● TEXT BLOCK:
◆ ◆ ◆ ◆ ◆
The Legislative Assembly, one of the governing bodies during the Revolution, abolished the Académie de médecine in 1793. But the assembly made no agreement on how they should rebuild the medical system and it was left disorganized and ineffective for a number of years. That was until the French began fighting wars abroad, which began around the turn of the 19th century. “The enlightenment ideals and the Revolution inspired the French to destroy the old medical institutions, while the wars created the urgent necessity to rebuild them,” Brandon explained. The secular and nationalized clinic system that emerged in the early years of the 19th century reflected the Revolutionary ideals, stressing rationalism and empiricism. “The clinic created a new space where they could observe the patient and pay more attention to the body, and those observations were now precisely documented.”
◆ ◆ ◆ ◆ ◆
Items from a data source

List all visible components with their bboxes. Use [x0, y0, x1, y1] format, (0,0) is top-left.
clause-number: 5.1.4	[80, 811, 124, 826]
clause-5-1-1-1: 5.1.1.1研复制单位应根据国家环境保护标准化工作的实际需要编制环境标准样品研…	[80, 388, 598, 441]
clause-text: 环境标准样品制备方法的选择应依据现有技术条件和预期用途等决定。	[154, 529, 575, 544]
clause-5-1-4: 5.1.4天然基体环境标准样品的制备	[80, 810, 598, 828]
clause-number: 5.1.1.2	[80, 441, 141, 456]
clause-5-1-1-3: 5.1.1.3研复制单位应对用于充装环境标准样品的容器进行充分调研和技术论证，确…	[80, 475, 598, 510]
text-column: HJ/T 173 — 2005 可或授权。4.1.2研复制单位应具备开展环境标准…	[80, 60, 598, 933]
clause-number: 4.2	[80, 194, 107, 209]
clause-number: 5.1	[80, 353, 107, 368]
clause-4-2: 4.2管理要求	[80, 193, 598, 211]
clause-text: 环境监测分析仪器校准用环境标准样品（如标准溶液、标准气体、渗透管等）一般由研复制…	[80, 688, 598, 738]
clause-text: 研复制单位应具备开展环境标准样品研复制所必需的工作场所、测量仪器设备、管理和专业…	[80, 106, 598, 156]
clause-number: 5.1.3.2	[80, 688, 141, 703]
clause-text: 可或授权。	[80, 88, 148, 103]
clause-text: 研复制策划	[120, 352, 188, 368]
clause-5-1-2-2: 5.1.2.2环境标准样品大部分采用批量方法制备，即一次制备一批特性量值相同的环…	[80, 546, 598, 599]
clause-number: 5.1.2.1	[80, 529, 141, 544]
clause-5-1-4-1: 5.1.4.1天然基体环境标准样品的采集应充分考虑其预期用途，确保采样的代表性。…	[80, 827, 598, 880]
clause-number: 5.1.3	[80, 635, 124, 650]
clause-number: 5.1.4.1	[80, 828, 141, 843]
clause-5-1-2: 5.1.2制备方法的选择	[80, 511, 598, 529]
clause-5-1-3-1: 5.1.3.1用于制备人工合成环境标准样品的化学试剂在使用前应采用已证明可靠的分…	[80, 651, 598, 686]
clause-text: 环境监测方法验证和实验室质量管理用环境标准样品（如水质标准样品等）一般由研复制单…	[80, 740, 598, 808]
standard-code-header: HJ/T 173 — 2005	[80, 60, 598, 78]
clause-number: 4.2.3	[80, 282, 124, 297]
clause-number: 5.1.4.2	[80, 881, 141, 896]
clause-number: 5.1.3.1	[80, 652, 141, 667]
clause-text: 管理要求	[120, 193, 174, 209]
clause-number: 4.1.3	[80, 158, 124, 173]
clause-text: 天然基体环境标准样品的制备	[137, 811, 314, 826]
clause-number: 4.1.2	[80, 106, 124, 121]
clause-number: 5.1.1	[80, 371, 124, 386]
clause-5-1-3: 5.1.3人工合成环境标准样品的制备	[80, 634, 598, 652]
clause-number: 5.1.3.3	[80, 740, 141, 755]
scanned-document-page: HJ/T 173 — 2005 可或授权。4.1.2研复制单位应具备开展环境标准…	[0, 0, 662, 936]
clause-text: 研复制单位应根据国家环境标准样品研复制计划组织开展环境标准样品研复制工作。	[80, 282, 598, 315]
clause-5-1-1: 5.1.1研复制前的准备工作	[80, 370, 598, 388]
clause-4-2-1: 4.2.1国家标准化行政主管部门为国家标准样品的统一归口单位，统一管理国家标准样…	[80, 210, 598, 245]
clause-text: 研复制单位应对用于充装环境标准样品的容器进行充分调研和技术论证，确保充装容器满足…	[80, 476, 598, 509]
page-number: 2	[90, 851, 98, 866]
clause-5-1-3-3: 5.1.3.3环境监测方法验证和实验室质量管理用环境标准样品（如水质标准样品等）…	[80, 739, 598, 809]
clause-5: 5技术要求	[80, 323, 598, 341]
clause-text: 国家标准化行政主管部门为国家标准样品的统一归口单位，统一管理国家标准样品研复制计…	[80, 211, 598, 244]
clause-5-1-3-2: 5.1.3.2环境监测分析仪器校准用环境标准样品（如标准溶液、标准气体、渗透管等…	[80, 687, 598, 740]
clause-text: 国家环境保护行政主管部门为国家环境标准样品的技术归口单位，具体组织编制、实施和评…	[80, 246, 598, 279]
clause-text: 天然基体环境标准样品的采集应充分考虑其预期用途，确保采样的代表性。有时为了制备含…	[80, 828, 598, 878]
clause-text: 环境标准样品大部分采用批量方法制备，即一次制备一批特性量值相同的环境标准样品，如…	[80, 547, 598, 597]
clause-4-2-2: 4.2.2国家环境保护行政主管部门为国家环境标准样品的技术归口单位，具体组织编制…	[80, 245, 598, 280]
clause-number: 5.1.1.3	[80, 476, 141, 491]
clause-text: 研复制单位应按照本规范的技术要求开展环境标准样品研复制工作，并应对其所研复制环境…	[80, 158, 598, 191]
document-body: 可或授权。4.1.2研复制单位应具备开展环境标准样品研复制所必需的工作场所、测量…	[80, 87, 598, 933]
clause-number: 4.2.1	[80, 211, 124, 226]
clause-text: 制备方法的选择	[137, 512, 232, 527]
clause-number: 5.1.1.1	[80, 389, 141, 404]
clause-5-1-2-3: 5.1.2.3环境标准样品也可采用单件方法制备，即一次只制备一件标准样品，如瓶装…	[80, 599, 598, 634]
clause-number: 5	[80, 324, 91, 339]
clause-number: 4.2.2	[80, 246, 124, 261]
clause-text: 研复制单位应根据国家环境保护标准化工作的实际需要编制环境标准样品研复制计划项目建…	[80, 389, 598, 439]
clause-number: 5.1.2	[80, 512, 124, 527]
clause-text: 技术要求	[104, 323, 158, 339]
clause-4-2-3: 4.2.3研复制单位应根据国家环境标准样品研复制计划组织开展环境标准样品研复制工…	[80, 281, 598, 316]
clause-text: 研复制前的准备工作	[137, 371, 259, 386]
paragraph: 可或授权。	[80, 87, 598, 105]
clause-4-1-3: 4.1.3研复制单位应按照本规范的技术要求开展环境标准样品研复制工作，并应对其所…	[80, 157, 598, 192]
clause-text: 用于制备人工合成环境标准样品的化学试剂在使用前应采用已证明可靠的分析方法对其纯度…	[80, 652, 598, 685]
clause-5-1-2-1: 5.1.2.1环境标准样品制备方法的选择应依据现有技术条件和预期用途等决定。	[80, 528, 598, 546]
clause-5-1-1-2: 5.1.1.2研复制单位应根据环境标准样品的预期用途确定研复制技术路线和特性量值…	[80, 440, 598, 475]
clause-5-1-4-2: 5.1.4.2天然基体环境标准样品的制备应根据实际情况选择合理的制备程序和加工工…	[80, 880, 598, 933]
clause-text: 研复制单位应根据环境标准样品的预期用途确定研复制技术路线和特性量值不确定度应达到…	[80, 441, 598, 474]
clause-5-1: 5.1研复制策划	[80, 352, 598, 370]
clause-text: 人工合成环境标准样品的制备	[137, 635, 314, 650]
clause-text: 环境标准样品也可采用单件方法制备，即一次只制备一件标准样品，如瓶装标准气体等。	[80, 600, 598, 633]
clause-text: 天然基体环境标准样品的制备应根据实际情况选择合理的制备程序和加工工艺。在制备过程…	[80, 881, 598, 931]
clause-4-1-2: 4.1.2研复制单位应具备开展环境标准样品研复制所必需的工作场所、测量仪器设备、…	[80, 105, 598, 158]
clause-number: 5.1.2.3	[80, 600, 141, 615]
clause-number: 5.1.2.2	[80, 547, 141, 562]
◆ ◆ ◆ ◆ ◆
● PROBLEM SET:
A. Decide whether each statement below agrees with the text on French medicine after the Revolution. For each of (i), (ii) and (iii), answer yes or no and quote the words of the text that settle it. (i) The Legislative Assembly abolished the Académie de médecine in 1793. (ii) The assembly agreed on how the medical system should be rebuilt. (iii) The clinic system that emerged in the early 19th century stressed rationalism and empiricism.
B. According to the text on French medicine after the Revolution, what created the urgent necessity to rebuild the medical institutions?
C. Continue the text on French medicine after the Revolution, beginning after its final sentence.

● OUTPUTS FOR THE TASKS:
A.
(i) Yes: "abolished the Académie de médecine in 1793."
(ii) No: "the assembly made no agreement on how they should rebuild the medical system."
(iii) Yes: "stressing rationalism and empiricism."

B. The wars the French began fighting abroad created that necessity.

C.
The modern system had other far-reaching effects. Patients became separated by type of disease in hospitals as the concept of contagious diseases was beginning to be understood, and doctors were no longer general physicians but rather specialized types of physicians or surgeons. “All of this contributed to a more systemized hospital and medical school system,” Brandon said. It was because of these changes in infrastructure, Brandon asserts, that technological advances were made and the modern medical system was able to develop.

Fresh from her semester in Paris, Brandon has many seemingly divergent interests. She has a major in comparative literature and a minor in French, but she is also pre-med. Having spent the past two summers immersed in medical research, her project allows her to broaden the scope of her medical interest and analyze medicine in a societal context. “[My project] is perfect because it takes three very disparate interests of mine: history, French, and medicine, and combines them into a single topic,” Brandon commented. Spending the summer in her hometown of Baltimore, Brandon has access to the amazing collections of the history of French medicine at Johns Hopkins University.